* TASK
Extract each line containing the string "icon".

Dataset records
#####

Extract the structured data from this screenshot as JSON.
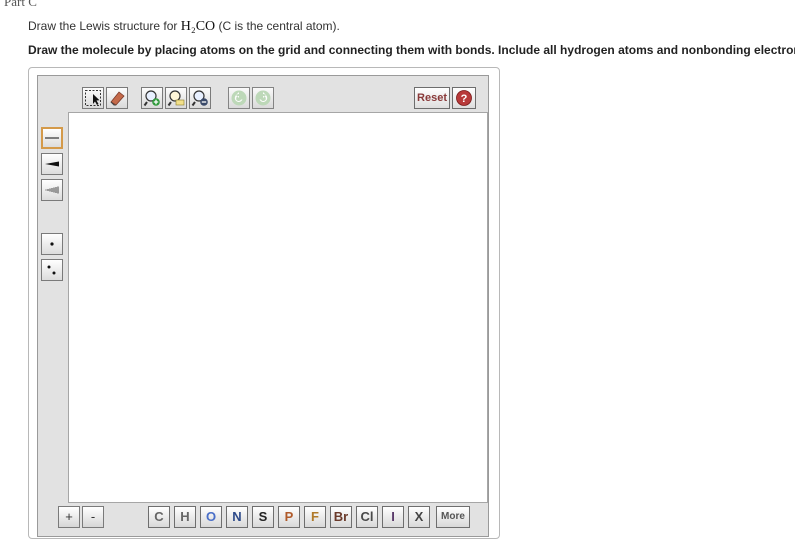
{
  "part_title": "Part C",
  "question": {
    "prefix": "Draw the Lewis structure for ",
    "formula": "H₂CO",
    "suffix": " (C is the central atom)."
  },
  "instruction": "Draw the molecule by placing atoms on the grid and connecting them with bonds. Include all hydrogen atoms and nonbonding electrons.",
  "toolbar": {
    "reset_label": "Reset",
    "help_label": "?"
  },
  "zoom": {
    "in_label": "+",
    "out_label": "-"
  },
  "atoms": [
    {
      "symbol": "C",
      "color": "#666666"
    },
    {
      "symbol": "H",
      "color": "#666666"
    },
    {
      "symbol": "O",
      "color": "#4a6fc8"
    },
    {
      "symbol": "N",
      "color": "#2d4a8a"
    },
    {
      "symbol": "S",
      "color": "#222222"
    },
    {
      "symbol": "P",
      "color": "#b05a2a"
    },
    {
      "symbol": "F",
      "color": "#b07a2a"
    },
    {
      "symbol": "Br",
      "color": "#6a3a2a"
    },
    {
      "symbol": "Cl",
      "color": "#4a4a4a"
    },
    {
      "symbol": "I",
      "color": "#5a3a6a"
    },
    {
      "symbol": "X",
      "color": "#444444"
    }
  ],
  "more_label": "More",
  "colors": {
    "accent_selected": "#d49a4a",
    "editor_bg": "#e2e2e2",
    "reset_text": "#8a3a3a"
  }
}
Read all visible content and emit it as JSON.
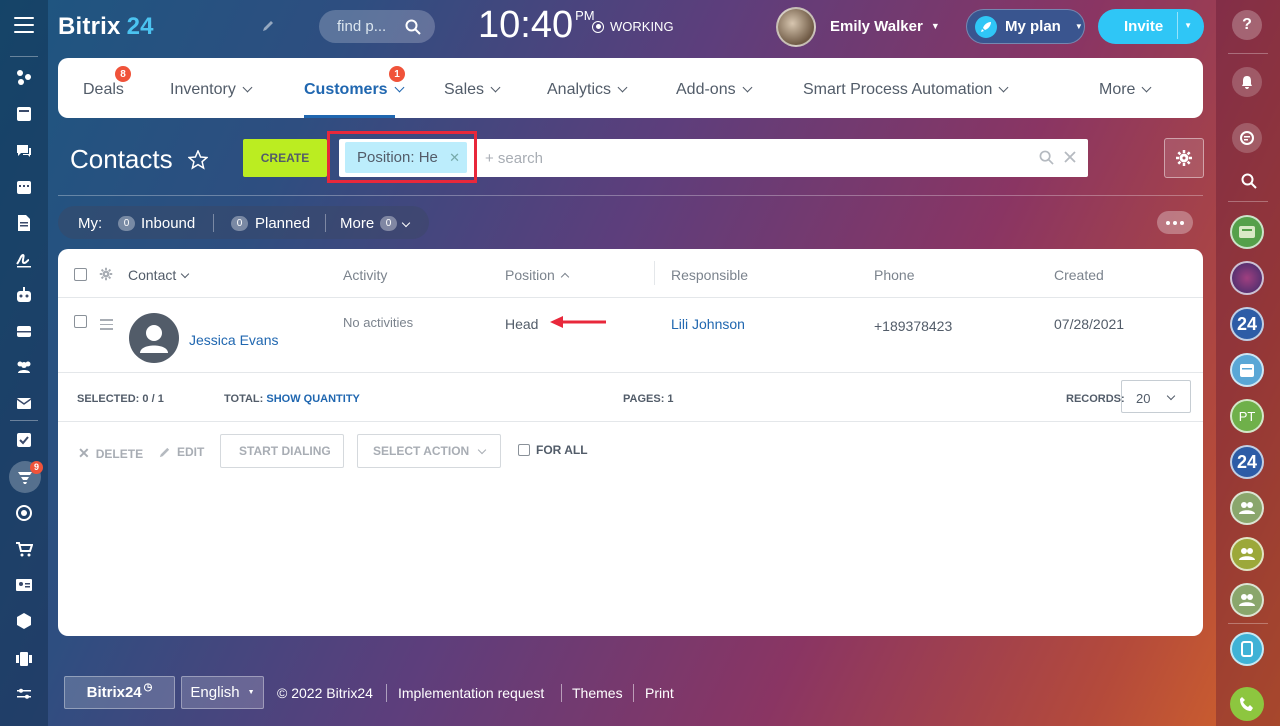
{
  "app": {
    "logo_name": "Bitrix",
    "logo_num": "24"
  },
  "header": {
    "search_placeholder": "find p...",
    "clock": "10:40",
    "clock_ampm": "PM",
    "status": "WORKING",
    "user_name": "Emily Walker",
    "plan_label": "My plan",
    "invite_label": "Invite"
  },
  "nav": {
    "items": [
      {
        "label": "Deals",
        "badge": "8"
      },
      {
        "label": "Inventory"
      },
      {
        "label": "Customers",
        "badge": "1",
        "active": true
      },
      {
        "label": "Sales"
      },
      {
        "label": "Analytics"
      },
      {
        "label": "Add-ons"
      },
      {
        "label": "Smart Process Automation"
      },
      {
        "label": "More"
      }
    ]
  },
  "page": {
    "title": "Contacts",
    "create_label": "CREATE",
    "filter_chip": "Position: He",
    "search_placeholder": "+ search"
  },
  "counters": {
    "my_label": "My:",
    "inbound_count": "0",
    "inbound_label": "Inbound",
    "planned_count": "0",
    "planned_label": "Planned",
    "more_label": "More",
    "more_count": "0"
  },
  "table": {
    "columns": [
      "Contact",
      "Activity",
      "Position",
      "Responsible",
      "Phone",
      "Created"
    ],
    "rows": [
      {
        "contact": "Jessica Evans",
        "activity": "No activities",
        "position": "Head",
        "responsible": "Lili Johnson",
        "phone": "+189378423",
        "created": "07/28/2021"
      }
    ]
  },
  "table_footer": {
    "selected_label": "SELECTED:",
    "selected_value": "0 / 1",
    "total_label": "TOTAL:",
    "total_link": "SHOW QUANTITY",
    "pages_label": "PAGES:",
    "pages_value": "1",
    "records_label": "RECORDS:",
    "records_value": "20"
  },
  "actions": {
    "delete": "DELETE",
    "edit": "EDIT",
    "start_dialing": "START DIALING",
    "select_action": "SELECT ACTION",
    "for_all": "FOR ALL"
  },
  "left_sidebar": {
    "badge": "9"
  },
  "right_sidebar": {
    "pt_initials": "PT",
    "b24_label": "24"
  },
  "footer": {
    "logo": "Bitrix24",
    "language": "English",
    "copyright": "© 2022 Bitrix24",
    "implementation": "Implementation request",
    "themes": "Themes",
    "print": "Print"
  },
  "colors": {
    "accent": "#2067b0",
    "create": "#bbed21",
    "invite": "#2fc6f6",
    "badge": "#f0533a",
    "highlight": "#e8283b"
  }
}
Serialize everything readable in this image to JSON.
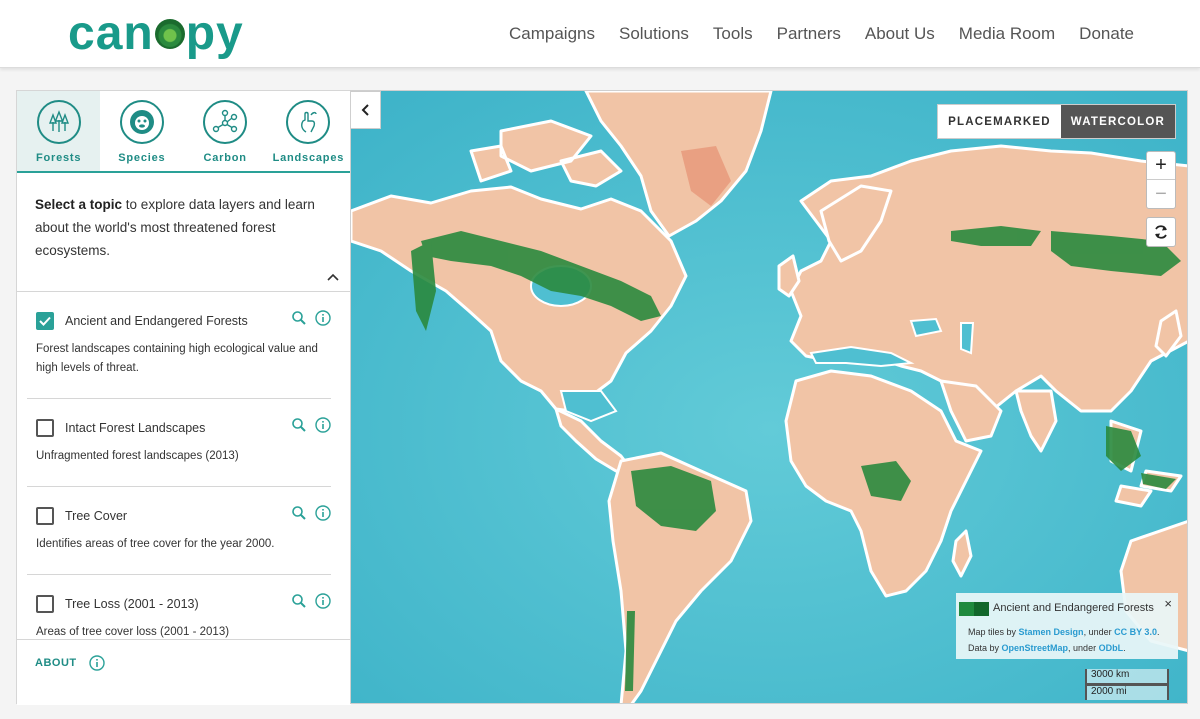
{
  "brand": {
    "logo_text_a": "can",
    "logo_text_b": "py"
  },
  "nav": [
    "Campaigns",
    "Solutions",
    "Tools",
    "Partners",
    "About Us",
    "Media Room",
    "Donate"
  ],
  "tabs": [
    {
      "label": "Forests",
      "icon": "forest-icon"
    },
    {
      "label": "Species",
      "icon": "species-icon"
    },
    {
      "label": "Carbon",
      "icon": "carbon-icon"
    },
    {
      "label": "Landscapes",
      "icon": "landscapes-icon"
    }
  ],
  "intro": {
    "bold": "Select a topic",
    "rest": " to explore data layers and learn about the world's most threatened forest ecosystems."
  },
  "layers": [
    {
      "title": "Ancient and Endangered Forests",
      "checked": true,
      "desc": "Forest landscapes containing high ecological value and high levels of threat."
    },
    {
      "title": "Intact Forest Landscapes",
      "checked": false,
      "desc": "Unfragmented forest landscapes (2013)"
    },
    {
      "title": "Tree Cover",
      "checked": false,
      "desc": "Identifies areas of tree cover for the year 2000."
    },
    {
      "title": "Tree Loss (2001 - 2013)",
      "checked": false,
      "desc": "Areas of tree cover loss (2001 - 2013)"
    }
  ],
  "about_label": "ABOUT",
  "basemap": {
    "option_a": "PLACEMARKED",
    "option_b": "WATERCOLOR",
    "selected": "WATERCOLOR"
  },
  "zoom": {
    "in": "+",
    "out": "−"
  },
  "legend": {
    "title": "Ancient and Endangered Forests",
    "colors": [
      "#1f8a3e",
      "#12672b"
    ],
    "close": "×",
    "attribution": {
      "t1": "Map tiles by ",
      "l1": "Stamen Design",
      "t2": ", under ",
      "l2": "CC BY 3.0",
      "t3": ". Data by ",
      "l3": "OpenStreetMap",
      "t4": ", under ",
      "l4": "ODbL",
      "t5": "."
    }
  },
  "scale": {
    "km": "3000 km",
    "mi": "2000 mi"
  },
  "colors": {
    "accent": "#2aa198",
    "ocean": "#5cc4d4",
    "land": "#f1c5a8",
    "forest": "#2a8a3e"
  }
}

#####

* RESPONSE TO THE TASK
      "icon": "forest-icon"
      "icon": "species-icon"
      "icon": "carbon-icon"
      "icon": "landscapes-icon"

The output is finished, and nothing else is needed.